● **GIVEN INSTRUCTION**
With the pictures left out, copy the listing below exactly.

● **DATA SHOWN**
* * * * *

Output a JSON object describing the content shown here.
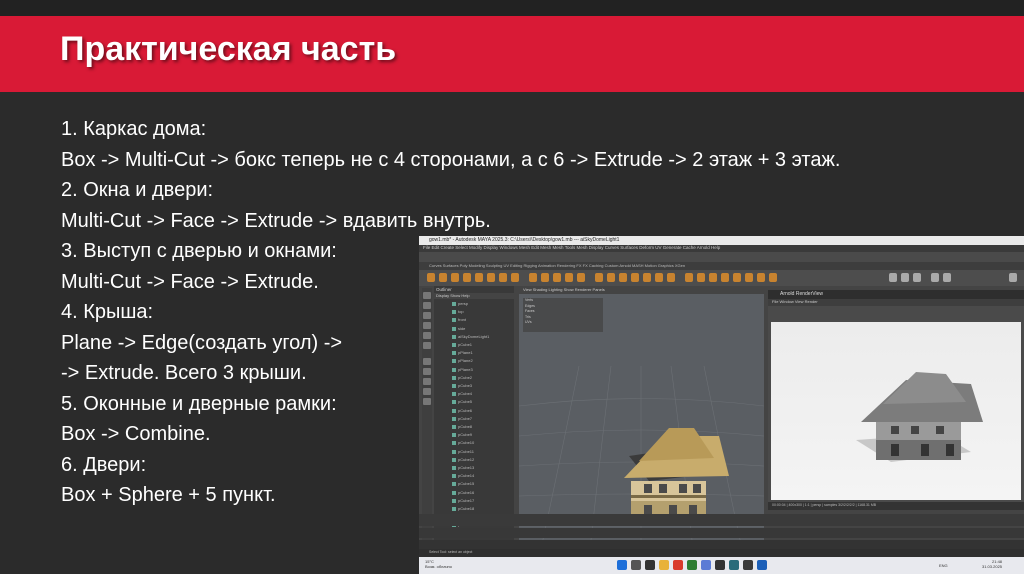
{
  "slide": {
    "title": "Практическая часть",
    "steps": [
      "1. Каркас дома:",
      "Box -> Multi-Cut -> бокс теперь не с 4 сторонами, а с 6 -> Extrude -> 2 этаж + 3 этаж.",
      "2. Окна и двери:",
      "Multi-Cut -> Face -> Extrude -> вдавить внутрь.",
      "3. Выступ с дверью и окнами:",
      "Multi-Cut -> Face -> Extrude.",
      "4. Крыша:",
      "Plane -> Edge(создать угол) ->",
      "-> Extrude. Всего 3 крыши.",
      "5. Оконные и дверные рамки:",
      "Box -> Combine.",
      "6. Двери:",
      "Box + Sphere + 5 пункт."
    ]
  },
  "screenshot": {
    "window_title": "gow1.mb* - Autodesk MAYA 2025.3: C:\\Users\\\\Desktop\\gow1.mb --- aiSkyDomeLight1",
    "menu": "File  Edit  Create  Select  Modify  Display  Windows  Mesh  Edit Mesh  Mesh Tools  Mesh Display  Curves  Surfaces  Deform  UV  Generate  Cache  Arnold  Help",
    "shelf_tabs": "Curves  Surfaces  Poly Modeling  Sculpting  UV Editing  Rigging  Animation  Rendering  FX  FX Caching  Custom  Arnold  MASH  Motion Graphics  XGen",
    "outliner_title": "Outliner",
    "outliner_menu": "Display  Show  Help",
    "outliner_items": [
      "persp",
      "top",
      "front",
      "side",
      "aiSkyDomeLight1",
      "pCube1",
      "pPlane1",
      "pPlane2",
      "pPlane3",
      "pCube2",
      "pCube3",
      "pCube4",
      "pCube5",
      "pCube6",
      "pCube7",
      "pCube8",
      "pCube9",
      "pCube10",
      "pCube11",
      "pCube12",
      "pCube13",
      "pCube14",
      "pCube15",
      "pCube16",
      "pCube17",
      "pCube18",
      "pCube19",
      "pCube20",
      "pCube21",
      "pCube22"
    ],
    "viewport_menu": "View  Shading  Lighting  Show  Renderer  Panels",
    "viewport_stats": [
      "Verts",
      "Edges",
      "Faces",
      "Tris",
      "UVs"
    ],
    "viewport_label": "persp",
    "render_view_title": "Arnold RenderView",
    "render_view_menu": "File  Window  View  Render",
    "render_status": "00:00:04 | 400x300 | 1:1 | persp | samples 3/2/2/2/2/2 | 1168.31 MB",
    "help_line": "Select Tool: select an object",
    "weather": {
      "temp": "15°C",
      "desc": "Возм. облачно"
    },
    "lang": "ENG",
    "time": "21:48",
    "date": "31.03.2025"
  }
}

* * * * *

● **RESPONSE**
Output a JSON object describing the content shown here.
{
  "slide": {
    "title": "Практическая часть",
    "steps": [
      "1. Каркас дома:",
      "Box -> Multi-Cut -> бокс теперь не с 4 сторонами, а с 6 -> Extrude -> 2 этаж + 3 этаж.",
      "2. Окна и двери:",
      "Multi-Cut -> Face -> Extrude -> вдавить внутрь.",
      "3. Выступ с дверью и окнами:",
      "Multi-Cut -> Face -> Extrude.",
      "4. Крыша:",
      "Plane -> Edge(создать угол) ->",
      "-> Extrude. Всего 3 крыши.",
      "5. Оконные и дверные рамки:",
      "Box -> Combine.",
      "6. Двери:",
      "Box + Sphere + 5 пункт."
    ]
  },
  "screenshot": {
    "window_title": "gow1.mb* - Autodesk MAYA 2025.3: C:\\Users\\\\Desktop\\gow1.mb --- aiSkyDomeLight1",
    "menu": "File  Edit  Create  Select  Modify  Display  Windows  Mesh  Edit Mesh  Mesh Tools  Mesh Display  Curves  Surfaces  Deform  UV  Generate  Cache  Arnold  Help",
    "shelf_tabs": "Curves  Surfaces  Poly Modeling  Sculpting  UV Editing  Rigging  Animation  Rendering  FX  FX Caching  Custom  Arnold  MASH  Motion Graphics  XGen",
    "outliner_title": "Outliner",
    "outliner_menu": "Display  Show  Help",
    "outliner_items": [
      "persp",
      "top",
      "front",
      "side",
      "aiSkyDomeLight1",
      "pCube1",
      "pPlane1",
      "pPlane2",
      "pPlane3",
      "pCube2",
      "pCube3",
      "pCube4",
      "pCube5",
      "pCube6",
      "pCube7",
      "pCube8",
      "pCube9",
      "pCube10",
      "pCube11",
      "pCube12",
      "pCube13",
      "pCube14",
      "pCube15",
      "pCube16",
      "pCube17",
      "pCube18",
      "pCube19",
      "pCube20",
      "pCube21",
      "pCube22"
    ],
    "viewport_menu": "View  Shading  Lighting  Show  Renderer  Panels",
    "viewport_stats": [
      "Verts",
      "Edges",
      "Faces",
      "Tris",
      "UVs"
    ],
    "viewport_label": "persp",
    "render_view_title": "Arnold RenderView",
    "render_view_menu": "File  Window  View  Render",
    "render_status": "00:00:04 | 400x300 | 1:1 | persp | samples 3/2/2/2/2/2 | 1168.31 MB",
    "help_line": "Select Tool: select an object",
    "weather": {
      "temp": "15°C",
      "desc": "Возм. облачно"
    },
    "lang": "ENG",
    "time": "21:48",
    "date": "31.03.2025"
  }
}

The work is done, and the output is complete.